=== Stated goal ===
From the entries that follow, list every line in which the string "方向竖直向下" appears.

────

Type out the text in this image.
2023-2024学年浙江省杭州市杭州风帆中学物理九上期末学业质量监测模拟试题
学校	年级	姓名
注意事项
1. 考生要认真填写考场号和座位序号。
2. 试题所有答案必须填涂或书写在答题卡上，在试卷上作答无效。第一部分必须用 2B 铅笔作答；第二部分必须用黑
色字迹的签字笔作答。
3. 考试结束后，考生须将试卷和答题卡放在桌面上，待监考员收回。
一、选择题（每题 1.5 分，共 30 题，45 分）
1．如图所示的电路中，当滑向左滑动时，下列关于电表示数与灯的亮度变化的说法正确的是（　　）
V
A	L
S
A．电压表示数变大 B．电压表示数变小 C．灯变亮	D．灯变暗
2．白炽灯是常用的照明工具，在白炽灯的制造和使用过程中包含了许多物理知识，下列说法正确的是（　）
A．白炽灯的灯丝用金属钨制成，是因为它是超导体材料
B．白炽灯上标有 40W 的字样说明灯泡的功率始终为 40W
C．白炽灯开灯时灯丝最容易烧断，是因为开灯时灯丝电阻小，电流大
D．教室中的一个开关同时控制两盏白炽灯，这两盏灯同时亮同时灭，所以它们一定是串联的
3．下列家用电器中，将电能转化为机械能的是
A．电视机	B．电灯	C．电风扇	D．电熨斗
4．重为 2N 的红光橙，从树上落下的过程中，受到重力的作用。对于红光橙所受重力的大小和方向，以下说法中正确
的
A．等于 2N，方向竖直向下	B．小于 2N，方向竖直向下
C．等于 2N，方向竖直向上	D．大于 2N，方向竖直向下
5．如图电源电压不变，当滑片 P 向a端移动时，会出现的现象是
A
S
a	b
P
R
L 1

────

=== Full output ===
A．等于 2N，方向竖直向下	B．小于 2N，方向竖直向下
C．等于 2N，方向竖直向上	D．大于 2N，方向竖直向下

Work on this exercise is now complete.